▶ [REQUIREMENT]: Locate each line holding the string "爱如花期" and copy it.

▶ [DATA FOR THIS TASK]:
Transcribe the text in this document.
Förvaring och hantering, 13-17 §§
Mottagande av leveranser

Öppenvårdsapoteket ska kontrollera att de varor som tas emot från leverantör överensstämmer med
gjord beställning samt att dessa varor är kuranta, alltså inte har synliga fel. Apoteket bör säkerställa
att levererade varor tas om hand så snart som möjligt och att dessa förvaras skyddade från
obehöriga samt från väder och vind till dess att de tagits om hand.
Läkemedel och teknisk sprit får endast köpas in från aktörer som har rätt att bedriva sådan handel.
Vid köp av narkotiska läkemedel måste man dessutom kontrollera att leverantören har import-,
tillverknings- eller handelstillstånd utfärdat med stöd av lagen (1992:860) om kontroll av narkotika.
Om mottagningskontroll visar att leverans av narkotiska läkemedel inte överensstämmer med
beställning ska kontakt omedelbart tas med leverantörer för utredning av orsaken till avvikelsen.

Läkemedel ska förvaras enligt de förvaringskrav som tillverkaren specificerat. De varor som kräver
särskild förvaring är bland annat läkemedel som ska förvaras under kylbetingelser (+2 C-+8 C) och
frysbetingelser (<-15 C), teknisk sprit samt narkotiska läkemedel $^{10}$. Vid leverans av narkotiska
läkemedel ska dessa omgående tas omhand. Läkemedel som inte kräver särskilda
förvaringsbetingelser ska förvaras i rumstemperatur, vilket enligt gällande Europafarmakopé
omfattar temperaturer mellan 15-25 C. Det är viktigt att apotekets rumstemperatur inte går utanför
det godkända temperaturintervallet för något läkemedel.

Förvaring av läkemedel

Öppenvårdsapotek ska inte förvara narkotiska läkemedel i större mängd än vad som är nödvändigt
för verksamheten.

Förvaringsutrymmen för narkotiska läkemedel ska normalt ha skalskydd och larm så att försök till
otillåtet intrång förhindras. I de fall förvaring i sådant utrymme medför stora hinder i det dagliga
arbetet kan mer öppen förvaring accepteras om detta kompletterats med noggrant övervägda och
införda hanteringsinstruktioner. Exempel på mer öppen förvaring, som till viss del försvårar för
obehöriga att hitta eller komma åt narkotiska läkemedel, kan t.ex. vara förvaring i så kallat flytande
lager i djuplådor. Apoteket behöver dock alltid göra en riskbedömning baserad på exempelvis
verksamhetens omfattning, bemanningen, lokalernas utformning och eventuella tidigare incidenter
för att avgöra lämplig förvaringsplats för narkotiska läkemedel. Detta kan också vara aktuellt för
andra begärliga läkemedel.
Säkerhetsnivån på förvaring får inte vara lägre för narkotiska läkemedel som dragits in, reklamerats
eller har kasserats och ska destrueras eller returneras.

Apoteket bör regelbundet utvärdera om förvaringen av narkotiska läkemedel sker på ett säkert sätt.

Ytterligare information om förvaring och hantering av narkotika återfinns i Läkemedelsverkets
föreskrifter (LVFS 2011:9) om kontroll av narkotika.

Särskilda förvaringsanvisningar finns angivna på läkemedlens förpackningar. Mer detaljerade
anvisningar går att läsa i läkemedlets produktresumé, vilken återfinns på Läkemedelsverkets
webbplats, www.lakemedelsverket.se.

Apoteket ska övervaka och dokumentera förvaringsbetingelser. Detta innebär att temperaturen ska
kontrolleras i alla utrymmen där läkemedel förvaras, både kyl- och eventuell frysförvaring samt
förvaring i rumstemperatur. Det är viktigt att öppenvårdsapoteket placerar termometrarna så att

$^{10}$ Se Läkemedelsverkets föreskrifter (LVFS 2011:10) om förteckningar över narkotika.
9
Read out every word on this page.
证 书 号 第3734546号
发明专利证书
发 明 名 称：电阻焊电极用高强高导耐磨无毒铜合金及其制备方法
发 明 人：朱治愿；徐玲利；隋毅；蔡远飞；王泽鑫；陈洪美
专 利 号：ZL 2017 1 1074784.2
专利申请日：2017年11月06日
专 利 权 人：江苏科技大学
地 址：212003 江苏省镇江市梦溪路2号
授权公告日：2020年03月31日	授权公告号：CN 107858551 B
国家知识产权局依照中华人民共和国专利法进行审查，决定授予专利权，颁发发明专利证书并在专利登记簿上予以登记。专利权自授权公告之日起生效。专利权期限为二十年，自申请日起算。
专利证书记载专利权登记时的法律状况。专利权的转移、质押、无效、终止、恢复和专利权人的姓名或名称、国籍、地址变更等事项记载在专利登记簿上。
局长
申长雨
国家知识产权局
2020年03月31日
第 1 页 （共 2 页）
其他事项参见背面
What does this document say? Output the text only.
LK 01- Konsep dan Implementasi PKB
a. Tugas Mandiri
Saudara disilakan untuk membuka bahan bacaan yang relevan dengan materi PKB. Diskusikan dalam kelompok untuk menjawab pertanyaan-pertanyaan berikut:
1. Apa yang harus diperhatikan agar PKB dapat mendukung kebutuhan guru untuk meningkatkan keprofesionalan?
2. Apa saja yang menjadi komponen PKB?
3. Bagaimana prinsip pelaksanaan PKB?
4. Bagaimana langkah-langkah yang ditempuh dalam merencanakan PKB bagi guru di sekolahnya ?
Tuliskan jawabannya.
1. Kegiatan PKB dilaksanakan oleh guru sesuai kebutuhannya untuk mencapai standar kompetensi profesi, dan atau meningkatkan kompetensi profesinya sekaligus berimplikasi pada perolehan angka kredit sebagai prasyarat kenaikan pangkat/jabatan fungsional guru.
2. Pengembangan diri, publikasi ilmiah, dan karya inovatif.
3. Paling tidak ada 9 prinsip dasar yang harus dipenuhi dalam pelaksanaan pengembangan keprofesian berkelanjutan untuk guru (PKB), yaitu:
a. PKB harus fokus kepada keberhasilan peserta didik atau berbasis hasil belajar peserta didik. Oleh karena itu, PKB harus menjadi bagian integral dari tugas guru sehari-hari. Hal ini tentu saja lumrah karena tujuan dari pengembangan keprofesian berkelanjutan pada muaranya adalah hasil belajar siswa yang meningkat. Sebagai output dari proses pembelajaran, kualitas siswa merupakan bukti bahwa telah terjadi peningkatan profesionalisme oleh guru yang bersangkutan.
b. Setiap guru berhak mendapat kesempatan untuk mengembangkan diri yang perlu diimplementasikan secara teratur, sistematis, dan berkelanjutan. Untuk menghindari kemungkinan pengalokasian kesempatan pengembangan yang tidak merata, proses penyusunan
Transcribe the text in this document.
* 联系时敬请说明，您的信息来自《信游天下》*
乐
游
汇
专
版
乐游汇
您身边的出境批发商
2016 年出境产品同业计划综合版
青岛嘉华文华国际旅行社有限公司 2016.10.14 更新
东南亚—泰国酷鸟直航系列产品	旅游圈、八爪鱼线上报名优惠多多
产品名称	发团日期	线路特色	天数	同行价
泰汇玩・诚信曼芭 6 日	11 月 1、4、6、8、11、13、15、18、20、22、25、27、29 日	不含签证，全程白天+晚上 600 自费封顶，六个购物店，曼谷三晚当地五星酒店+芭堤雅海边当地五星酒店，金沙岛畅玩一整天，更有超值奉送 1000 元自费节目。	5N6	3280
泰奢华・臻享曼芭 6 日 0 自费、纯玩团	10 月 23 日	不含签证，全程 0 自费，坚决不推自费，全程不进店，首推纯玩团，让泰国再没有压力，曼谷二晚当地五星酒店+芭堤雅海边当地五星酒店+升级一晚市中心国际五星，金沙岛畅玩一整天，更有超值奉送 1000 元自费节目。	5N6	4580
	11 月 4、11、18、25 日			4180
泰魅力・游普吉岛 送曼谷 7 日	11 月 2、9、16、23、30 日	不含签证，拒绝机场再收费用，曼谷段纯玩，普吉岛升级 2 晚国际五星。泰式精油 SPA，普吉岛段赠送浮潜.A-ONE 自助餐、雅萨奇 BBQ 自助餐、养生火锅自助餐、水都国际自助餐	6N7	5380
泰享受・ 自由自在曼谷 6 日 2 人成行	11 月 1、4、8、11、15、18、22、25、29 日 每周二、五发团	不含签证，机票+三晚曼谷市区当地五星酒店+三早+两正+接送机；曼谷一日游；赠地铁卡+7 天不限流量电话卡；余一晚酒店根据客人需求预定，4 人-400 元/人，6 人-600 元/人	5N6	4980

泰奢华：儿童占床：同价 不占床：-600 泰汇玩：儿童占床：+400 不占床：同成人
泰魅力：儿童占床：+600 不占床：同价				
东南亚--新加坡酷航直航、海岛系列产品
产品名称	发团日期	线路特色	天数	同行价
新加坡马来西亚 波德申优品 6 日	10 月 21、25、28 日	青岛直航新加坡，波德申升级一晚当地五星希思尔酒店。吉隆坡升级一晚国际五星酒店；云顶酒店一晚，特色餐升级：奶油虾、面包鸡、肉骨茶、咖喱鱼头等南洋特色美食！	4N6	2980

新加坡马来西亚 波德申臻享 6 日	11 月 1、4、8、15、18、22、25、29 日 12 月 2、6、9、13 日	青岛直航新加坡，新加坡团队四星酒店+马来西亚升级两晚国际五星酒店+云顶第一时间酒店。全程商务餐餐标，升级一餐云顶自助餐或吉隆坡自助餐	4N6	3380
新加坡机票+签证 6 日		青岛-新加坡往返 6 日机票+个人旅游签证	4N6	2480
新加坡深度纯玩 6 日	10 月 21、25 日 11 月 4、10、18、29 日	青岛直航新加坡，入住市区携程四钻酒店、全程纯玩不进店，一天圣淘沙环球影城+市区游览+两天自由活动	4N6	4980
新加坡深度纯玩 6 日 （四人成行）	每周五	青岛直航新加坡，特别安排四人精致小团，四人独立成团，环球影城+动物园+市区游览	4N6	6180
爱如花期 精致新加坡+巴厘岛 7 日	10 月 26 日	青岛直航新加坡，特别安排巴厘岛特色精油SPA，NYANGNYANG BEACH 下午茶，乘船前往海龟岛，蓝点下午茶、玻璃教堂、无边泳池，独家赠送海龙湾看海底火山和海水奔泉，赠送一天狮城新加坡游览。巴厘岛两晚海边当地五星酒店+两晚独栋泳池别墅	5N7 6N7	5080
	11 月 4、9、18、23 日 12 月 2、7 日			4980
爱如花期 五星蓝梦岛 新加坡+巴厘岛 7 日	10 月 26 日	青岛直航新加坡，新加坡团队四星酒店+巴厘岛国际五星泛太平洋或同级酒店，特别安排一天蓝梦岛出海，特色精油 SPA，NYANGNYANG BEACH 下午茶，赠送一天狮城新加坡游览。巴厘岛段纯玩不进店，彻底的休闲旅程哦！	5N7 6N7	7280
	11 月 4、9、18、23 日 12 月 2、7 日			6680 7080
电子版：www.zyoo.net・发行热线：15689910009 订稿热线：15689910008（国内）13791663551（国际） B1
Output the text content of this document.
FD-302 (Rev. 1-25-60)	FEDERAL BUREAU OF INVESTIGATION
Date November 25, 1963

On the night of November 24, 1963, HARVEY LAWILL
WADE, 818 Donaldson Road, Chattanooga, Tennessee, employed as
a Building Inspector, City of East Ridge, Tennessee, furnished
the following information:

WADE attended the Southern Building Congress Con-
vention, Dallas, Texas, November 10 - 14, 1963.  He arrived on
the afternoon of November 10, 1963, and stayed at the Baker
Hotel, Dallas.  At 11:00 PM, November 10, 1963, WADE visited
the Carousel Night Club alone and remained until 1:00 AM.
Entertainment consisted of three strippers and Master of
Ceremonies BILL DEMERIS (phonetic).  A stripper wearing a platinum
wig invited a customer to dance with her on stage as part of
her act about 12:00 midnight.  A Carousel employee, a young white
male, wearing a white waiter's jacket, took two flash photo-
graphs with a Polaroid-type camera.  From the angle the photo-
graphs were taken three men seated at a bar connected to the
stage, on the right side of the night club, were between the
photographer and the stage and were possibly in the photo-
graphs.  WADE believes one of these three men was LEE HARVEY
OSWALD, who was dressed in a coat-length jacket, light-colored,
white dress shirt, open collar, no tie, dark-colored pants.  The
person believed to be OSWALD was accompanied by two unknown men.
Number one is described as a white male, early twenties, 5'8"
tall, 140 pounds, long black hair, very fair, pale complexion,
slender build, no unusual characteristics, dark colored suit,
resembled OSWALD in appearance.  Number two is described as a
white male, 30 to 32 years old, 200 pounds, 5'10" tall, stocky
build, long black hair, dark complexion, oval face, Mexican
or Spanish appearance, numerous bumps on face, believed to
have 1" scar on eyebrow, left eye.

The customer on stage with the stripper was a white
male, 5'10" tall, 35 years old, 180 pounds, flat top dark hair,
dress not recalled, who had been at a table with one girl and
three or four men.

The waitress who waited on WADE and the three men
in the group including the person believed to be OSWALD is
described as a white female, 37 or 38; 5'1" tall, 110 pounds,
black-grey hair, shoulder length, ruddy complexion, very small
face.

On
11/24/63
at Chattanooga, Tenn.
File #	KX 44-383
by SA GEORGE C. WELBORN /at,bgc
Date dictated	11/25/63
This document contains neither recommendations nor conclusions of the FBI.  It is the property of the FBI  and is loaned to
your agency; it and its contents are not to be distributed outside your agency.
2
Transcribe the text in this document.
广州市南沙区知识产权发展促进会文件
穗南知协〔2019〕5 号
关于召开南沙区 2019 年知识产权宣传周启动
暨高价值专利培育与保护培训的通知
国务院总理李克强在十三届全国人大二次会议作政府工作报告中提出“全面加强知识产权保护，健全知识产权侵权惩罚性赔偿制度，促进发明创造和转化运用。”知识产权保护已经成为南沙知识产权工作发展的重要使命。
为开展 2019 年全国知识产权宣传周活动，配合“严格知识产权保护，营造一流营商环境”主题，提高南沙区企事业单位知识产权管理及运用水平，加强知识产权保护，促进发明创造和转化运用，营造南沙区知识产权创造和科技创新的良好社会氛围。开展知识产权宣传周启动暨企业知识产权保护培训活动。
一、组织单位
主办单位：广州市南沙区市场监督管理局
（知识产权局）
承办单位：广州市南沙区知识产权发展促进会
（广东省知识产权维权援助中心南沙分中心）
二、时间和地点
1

▶ [SOLVED EXERCISE]:
爱如花期 精致新加坡+巴厘岛 7 日	10 月 26 日	青岛直航新加坡，特别安排巴厘岛特色精油SPA，NYANGNYANG BEACH 下午茶，乘船前往海龟岛，蓝点下午茶、玻璃教堂、无边泳池，独家赠送海龙湾看海底火山和海水奔泉，赠送一天狮城新加坡游览。巴厘岛两晚海边当地五星酒店+两晚独栋泳池别墅	5N7 6N7	5080
爱如花期 五星蓝梦岛 新加坡+巴厘岛 7 日	10 月 26 日	青岛直航新加坡，新加坡团队四星酒店+巴厘岛国际五星泛太平洋或同级酒店，特别安排一天蓝梦岛出海，特色精油 SPA，NYANGNYANG BEACH 下午茶，赠送一天狮城新加坡游览。巴厘岛段纯玩不进店，彻底的休闲旅程哦！	5N7 6N7	7280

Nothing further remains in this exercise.